### The problem
Gather each line containing the string "ονοματεπώνυμο" from these entries.

### Task inputs

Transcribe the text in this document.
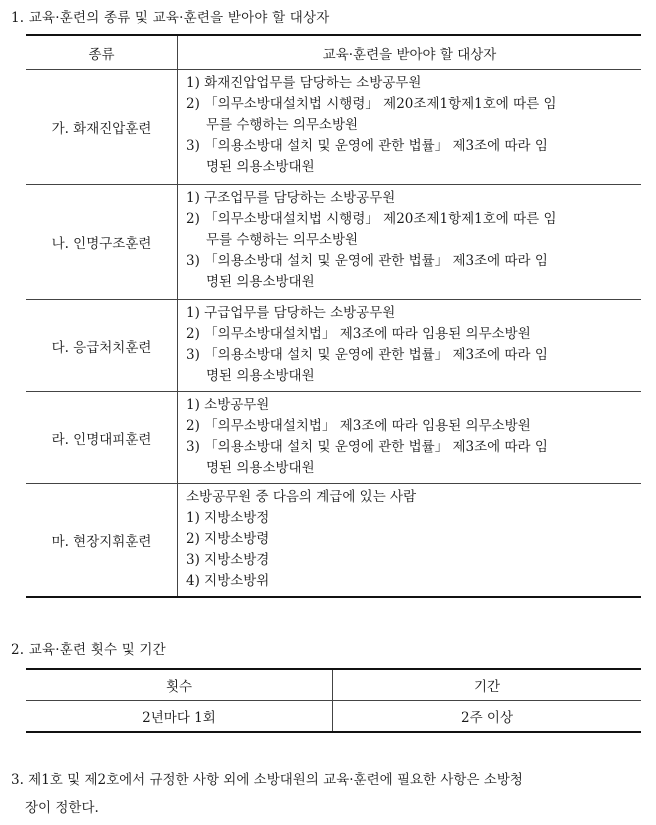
1. 교육·훈련의 종류 및 교육·훈련을 받아야 할 대상자
종류	교육·훈련을 받아야 할 대상자
가. 화재진압훈련	1) 화재진압업무를 담당하는 소방공무원
2) 「의무소방대설치법 시행령」 제20조제1항제1호에 따른 임
무를 수행하는 의무소방원
3) 「의용소방대 설치 및 운영에 관한 법률」 제3조에 따라 임
명된 의용소방대원

나. 인명구조훈련	1) 구조업무를 담당하는 소방공무원
2) 「의무소방대설치법 시행령」 제20조제1항제1호에 따른 임
무를 수행하는 의무소방원
3) 「의용소방대 설치 및 운영에 관한 법률」 제3조에 따라 임
명된 의용소방대원

다. 응급처치훈련	1) 구급업무를 담당하는 소방공무원
2) 「의무소방대설치법」 제3조에 따라 임용된 의무소방원
3) 「의용소방대 설치 및 운영에 관한 법률」 제3조에 따라 임
명된 의용소방대원

라. 인명대피훈련	1) 소방공무원
2) 「의무소방대설치법」 제3조에 따라 임용된 의무소방원
3) 「의용소방대 설치 및 운영에 관한 법률」 제3조에 따라 임
명된 의용소방대원

마. 현장지휘훈련	소방공무원 중 다음의 계급에 있는 사람
1) 지방소방정
2) 지방소방령
3) 지방소방경
4) 지방소방위
2. 교육·훈련 횟수 및 기간
횟수	기간
2년마다 1회	2주 이상
3. 제1호 및 제2호에서 규정한 사항 외에 소방대원의 교육·훈련에 필요한 사항은 소방청
장이 정한다.
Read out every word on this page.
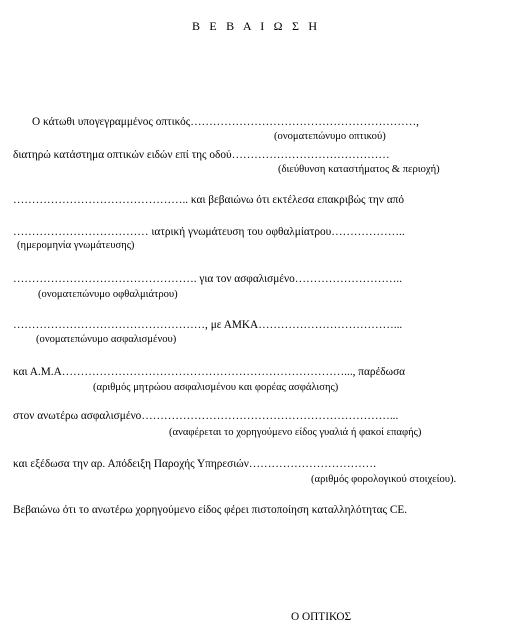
Β Ε Β Α Ι Ω Σ Η
Ο κάτωθι υπογεγραμμένος οπτικός……………………………………………………,
(ονοματεπώνυμο οπτικού)
διατηρώ κατάστημα οπτικών ειδών επί της οδού……………………………………
(διεύθυνση καταστήματος & περιοχή)
……………………………………….. και βεβαιώνω ότι εκτέλεσα επακριβώς την από
……………………………… ιατρική γνωμάτευση του οφθαλμίατρου………………..
(ημερομηνία γνωμάτευσης)
…………………………………………. για τον ασφαλισμένο………………………..
(ονοματεπώνυμο οφθαλμιάτρου)
……………………………………………, με ΑΜΚΑ………………………………...
(ονοματεπώνυμο ασφαλισμένου)
και Α.Μ.Α…………………………………………………………………..., παρέδωσα
(αριθμός μητρώου ασφαλισμένου και φορέας ασφάλισης)
στον ανωτέρω ασφαλισμένο…………………………………………………………...
(αναφέρεται το χορηγούμενο είδος γυαλιά ή φακοί επαφής)
και εξέδωσα την αρ. Απόδειξη Παροχής Υπηρεσιών…………………………….
(αριθμός φορολογικού στοιχείου).
Βεβαιώνω ότι το ανωτέρω χορηγούμενο είδος φέρει πιστοποίηση καταλληλότητας CE.
Ο ΟΠΤΙΚΟΣ
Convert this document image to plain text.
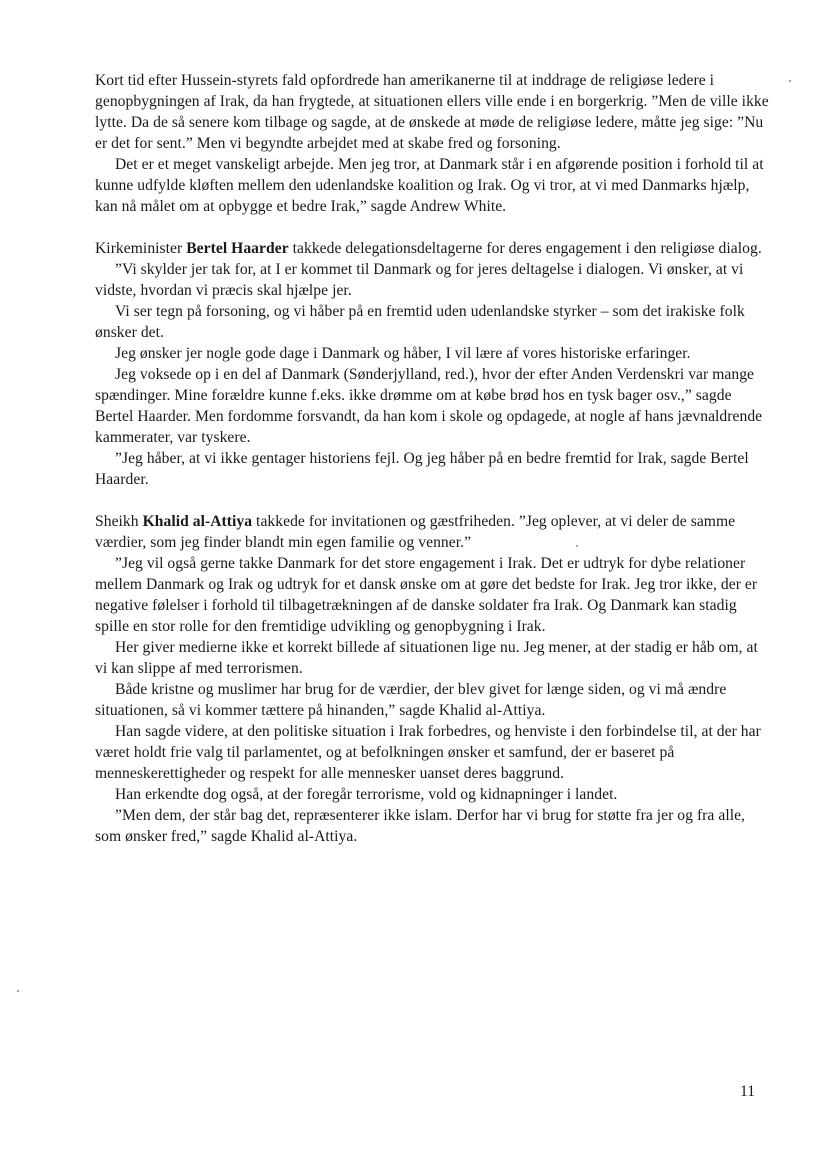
Kort tid efter Hussein-styrets fald opfordrede han amerikanerne til at inddrage de religiøse ledere i genopbygningen af Irak, da han frygtede, at situationen ellers ville ende i en borgerkrig. ”Men de ville ikke lytte. Da de så senere kom tilbage og sagde, at de ønskede at møde de religiøse ledere, måtte jeg sige: ”Nu er det for sent.” Men vi begyndte arbejdet med at skabe fred og forsoning.

Det er et meget vanskeligt arbejde. Men jeg tror, at Danmark står i en afgørende position i forhold til at kunne udfylde kløften mellem den udenlandske koalition og Irak. Og vi tror, at vi med Danmarks hjælp, kan nå målet om at opbygge et bedre Irak,” sagde Andrew White.

Kirkeminister Bertel Haarder takkede delegationsdeltagerne for deres engagement i den religiøse dialog.

”Vi skylder jer tak for, at I er kommet til Danmark og for jeres deltagelse i dialogen. Vi ønsker, at vi vidste, hvordan vi præcis skal hjælpe jer.

Vi ser tegn på forsoning, og vi håber på en fremtid uden udenlandske styrker – som det irakiske folk ønsker det.

Jeg ønsker jer nogle gode dage i Danmark og håber, I vil lære af vores historiske erfaringer.

Jeg voksede op i en del af Danmark (Sønderjylland, red.), hvor der efter Anden Verdenskri var mange spændinger. Mine forældre kunne f.eks. ikke drømme om at købe brød hos en tysk bager osv.,” sagde Bertel Haarder. Men fordomme forsvandt, da han kom i skole og opdagede, at nogle af hans jævnaldrende kammerater, var tyskere.

”Jeg håber, at vi ikke gentager historiens fejl. Og jeg håber på en bedre fremtid for Irak, sagde Bertel Haarder.

Sheikh Khalid al-Attiya takkede for invitationen og gæstfriheden. ”Jeg oplever, at vi deler de samme værdier, som jeg finder blandt min egen familie og venner.”

”Jeg vil også gerne takke Danmark for det store engagement i Irak. Det er udtryk for dybe relationer mellem Danmark og Irak og udtryk for et dansk ønske om at gøre det bedste for Irak. Jeg tror ikke, der er negative følelser i forhold til tilbagetrækningen af de danske soldater fra Irak. Og Danmark kan stadig spille en stor rolle for den fremtidige udvikling og genopbygning i Irak.

Her giver medierne ikke et korrekt billede af situationen lige nu. Jeg mener, at der stadig er håb om, at vi kan slippe af med terrorismen.

Både kristne og muslimer har brug for de værdier, der blev givet for længe siden, og vi må ændre situationen, så vi kommer tættere på hinanden,” sagde Khalid al-Attiya.

Han sagde videre, at den politiske situation i Irak forbedres, og henviste i den forbindelse til, at der har været holdt frie valg til parlamentet, og at befolkningen ønsker et samfund, der er baseret på menneskerettigheder og respekt for alle mennesker uanset deres baggrund.

Han erkendte dog også, at der foregår terrorisme, vold og kidnapninger i landet.

”Men dem, der står bag det, repræsenterer ikke islam. Derfor har vi brug for støtte fra jer og fra alle, som ønsker fred,” sagde Khalid al-Attiya.

11
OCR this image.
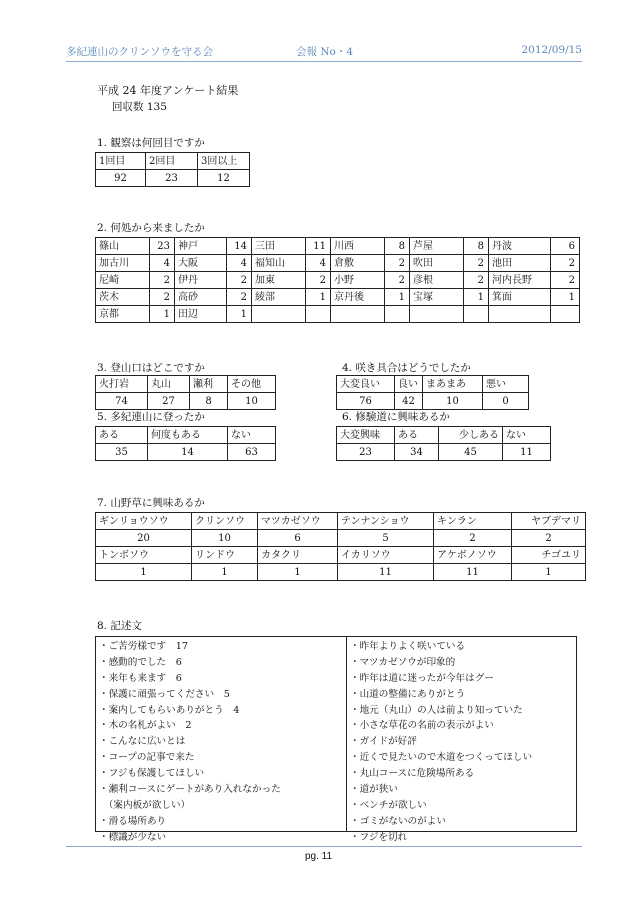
多紀連山のクリンソウを守る会	会報 No・4	2012/09/15
平成 24 年度アンケート結果
回収数 135
1. 観察は何回目ですか
1回目	2回目	3回以上
92	23	12
2. 何処から来ましたか
篠山	23	神戸	14	三田	11	川西	8	芦屋	8	丹波	6
加古川	4	大阪	4	福知山	4	倉敷	2	吹田	2	池田	2
尼崎	2	伊丹	2	加東	2	小野	2	彦根	2	河内長野	2
茨木	2	高砂	2	綾部	1	京丹後	1	宝塚	1	箕面	1
京都	1	田辺	1								
3. 登山口はどこですか
火打岩	丸山	瀬利	その他
74	27	8	10
4. 咲き具合はどうでしたか
大変良い	良い	まあまあ	悪い
76	42	10	0
5. 多紀連山に登ったか
ある	何度もある	ない
35	14	63
6. 修験道に興味あるか
大変興味	ある	少しある	ない
23	34	45	11
7. 山野草に興味あるか
ギンリョウソウ	クリンソウ	マツカゼソウ	テンナンショウ	キンラン	ヤブデマリ
20	10	6	5	2	2
トンボソウ	リンドウ	カタクリ	イカリソウ	アケボノソウ	チゴユリ
1	1	1	11	11	1
8. 記述文
・ご苦労様です　17
・感動的でした　6
・来年も来ます　6
・保護に頑張ってください　5
・案内してもらいありがとう　4
・木の名札がよい　2
・こんなに広いとは
・コープの記事で来た
・フジも保護してほしい
・瀬利コースにゲートがあり入れなかった
　（案内板が欲しい）
・滑る場所あり
・標識が少ない
・昨年よりよく咲いている
・マツカゼソウが印象的
・昨年は道に迷ったが今年はグー
・山道の整備にありがとう
・地元（丸山）の人は前より知っていた
・小さな草花の名前の表示がよい
・ガイドが好評
・近くで見たいので木道をつくってほしい
・丸山コースに危険場所ある
・道が狭い
・ベンチが欲しい
・ゴミがないのがよい
・フジを切れ
pg. 11
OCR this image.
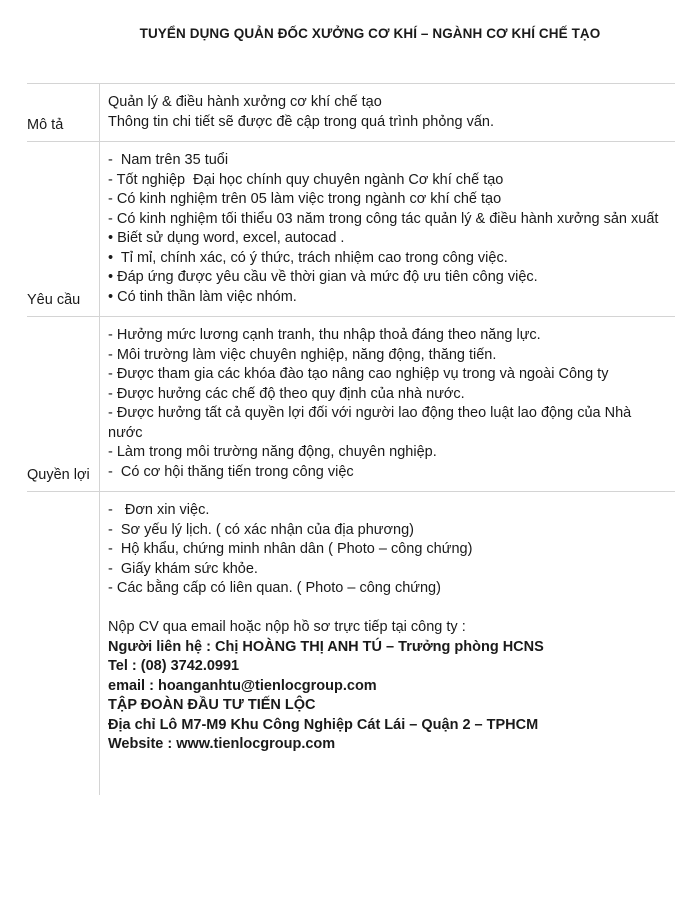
TUYỂN DỤNG QUẢN ĐỐC XƯỞNG CƠ KHÍ – NGÀNH CƠ KHÍ CHẾ TẠO
Mô tả
Quản lý & điều hành xưởng cơ khí chế tạo
Thông tin chi tiết sẽ được đề cập trong quá trình phỏng vấn.
Yêu cầu
-  Nam trên 35 tuổi
- Tốt nghiệp  Đại học chính quy chuyên ngành Cơ khí chế tạo
- Có kinh nghiệm trên 05 làm việc trong ngành cơ khí chế tạo
- Có kinh nghiệm tối thiểu 03 năm trong công tác quản lý & điều hành xưởng sản xuất
• Biết sử dụng word, excel, autocad .
•  Tỉ mỉ, chính xác, có ý thức, trách nhiệm cao trong công việc.
• Đáp ứng được yêu cầu về thời gian và mức độ ưu tiên công việc.
• Có tinh thần làm việc nhóm.
Quyền lợi
- Hưởng mức lương cạnh tranh, thu nhập thoả đáng theo năng lực.
- Môi trường làm việc chuyên nghiệp, năng động, thăng tiến.
- Được tham gia các khóa đào tạo nâng cao nghiệp vụ trong và ngoài Công ty
- Được hưởng các chế độ theo quy định của nhà nước.
- Được hưởng tất cả quyền lợi đối với người lao động theo luật lao động của Nhà nước
- Làm trong môi trường năng động, chuyên nghiệp.
-  Có cơ hội thăng tiến trong công việc
-   Đơn xin việc.
-  Sơ yếu lý lịch. ( có xác nhận của địa phương)
-  Hộ khẩu, chứng minh nhân dân ( Photo – công chứng)
-  Giấy khám sức khỏe.
- Các bằng cấp có liên quan. ( Photo – công chứng)
Nộp CV qua email hoặc nộp hồ sơ trực tiếp tại công ty :
Người liên hệ : Chị HOÀNG THỊ ANH TÚ – Trưởng phòng HCNS
Tel : (08) 3742.0991
email : hoanganhtu@tienlocgroup.com
TẬP ĐOÀN ĐẦU TƯ TIẾN LỘC
Địa chỉ Lô M7-M9 Khu Công Nghiệp Cát Lái – Quận 2 – TPHCM
Website : www.tienlocgroup.com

### Solution to the exercise
(ονοματεπώνυμο οπτικού)
(ονοματεπώνυμο οφθαλμιάτρου)
(ονοματεπώνυμο ασφαλισμένου)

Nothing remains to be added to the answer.